---------- Supplied records ----------

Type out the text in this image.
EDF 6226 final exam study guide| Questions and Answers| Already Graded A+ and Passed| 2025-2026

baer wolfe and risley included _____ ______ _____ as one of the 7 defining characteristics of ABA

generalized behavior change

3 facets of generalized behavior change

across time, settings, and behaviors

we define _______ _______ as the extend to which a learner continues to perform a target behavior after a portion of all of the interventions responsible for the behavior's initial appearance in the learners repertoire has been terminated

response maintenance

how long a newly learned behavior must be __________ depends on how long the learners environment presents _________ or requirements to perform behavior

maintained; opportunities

----------
---------- Supplied records ----------

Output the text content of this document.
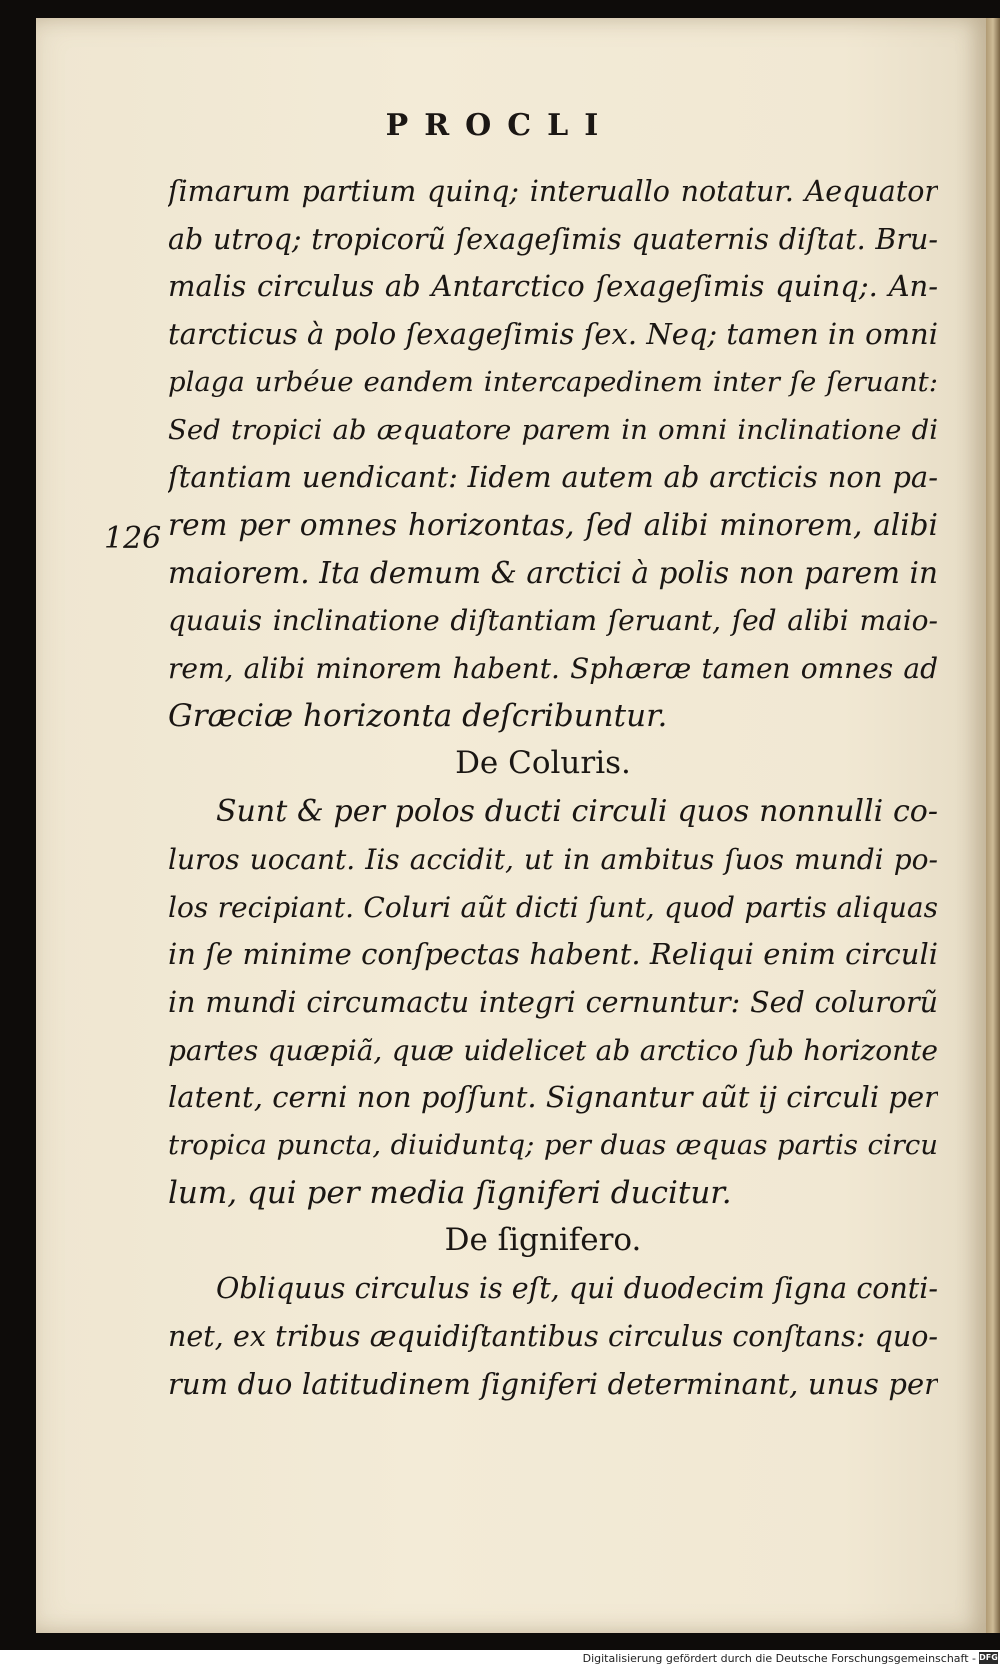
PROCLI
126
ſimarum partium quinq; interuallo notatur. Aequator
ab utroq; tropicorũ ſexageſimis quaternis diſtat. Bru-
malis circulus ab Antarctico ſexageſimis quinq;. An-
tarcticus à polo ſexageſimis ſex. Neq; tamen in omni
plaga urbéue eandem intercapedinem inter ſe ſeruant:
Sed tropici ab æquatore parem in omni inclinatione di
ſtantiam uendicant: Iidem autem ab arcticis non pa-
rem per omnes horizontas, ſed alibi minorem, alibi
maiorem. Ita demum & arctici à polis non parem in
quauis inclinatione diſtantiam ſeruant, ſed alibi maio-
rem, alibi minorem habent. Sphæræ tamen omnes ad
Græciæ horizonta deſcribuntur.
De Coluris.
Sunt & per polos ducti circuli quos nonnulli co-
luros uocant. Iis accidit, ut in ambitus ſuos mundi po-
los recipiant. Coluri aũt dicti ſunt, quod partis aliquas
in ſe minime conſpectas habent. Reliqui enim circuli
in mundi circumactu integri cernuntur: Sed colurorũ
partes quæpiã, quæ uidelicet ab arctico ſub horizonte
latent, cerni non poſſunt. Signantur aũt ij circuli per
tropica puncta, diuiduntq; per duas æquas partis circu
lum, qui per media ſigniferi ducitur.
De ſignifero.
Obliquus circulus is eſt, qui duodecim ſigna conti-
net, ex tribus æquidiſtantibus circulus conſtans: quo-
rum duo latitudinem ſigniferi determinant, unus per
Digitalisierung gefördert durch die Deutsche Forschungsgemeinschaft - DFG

----------
---------- Supplied records ----------

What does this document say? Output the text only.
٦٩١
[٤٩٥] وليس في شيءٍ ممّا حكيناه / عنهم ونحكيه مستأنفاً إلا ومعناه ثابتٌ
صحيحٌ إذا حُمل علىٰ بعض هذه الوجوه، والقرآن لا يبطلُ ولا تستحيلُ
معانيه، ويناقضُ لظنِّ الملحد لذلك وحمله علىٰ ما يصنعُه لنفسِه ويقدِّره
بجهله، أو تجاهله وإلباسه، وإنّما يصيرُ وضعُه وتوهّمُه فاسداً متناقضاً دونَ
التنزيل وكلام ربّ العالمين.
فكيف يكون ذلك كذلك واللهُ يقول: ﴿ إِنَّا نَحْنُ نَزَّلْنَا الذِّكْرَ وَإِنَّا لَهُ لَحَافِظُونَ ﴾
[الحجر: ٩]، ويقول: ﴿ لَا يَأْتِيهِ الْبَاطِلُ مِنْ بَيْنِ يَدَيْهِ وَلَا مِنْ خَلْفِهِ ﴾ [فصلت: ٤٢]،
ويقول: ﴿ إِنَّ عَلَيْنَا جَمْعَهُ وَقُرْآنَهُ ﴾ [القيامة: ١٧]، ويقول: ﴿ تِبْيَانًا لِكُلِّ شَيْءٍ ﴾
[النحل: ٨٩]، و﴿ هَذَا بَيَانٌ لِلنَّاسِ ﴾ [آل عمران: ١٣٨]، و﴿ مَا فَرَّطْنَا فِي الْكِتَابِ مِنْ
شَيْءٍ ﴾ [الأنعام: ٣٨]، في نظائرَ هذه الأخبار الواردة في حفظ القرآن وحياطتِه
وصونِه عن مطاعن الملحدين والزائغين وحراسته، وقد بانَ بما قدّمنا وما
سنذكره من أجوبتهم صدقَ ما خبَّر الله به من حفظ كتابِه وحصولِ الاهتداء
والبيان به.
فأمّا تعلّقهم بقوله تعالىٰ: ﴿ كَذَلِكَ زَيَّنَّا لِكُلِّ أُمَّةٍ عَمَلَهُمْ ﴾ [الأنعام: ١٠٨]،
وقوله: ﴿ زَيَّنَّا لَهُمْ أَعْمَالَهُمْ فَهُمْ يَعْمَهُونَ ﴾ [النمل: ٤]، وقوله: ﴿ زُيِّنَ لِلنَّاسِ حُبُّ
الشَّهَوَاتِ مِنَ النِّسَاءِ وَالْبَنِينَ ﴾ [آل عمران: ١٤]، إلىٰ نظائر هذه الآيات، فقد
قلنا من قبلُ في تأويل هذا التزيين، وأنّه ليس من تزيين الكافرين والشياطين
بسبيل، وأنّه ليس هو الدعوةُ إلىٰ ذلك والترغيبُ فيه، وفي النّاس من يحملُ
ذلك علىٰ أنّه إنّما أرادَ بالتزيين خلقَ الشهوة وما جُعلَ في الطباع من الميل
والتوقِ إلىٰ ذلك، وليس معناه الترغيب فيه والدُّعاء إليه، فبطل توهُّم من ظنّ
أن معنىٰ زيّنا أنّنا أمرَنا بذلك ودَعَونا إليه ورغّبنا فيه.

----------

# Short task
Gather every line containing the word "وليس" and copy it.

# Solution to this task
[٤٩٥] وليس في شيءٍ ممّا حكيناه / عنهم ونحكيه مستأنفاً إلا ومعناه ثابتٌ
والتوقِ إلىٰ ذلك، وليس معناه الترغيب فيه والدُّعاء إليه، فبطل توهُّم من ظنّ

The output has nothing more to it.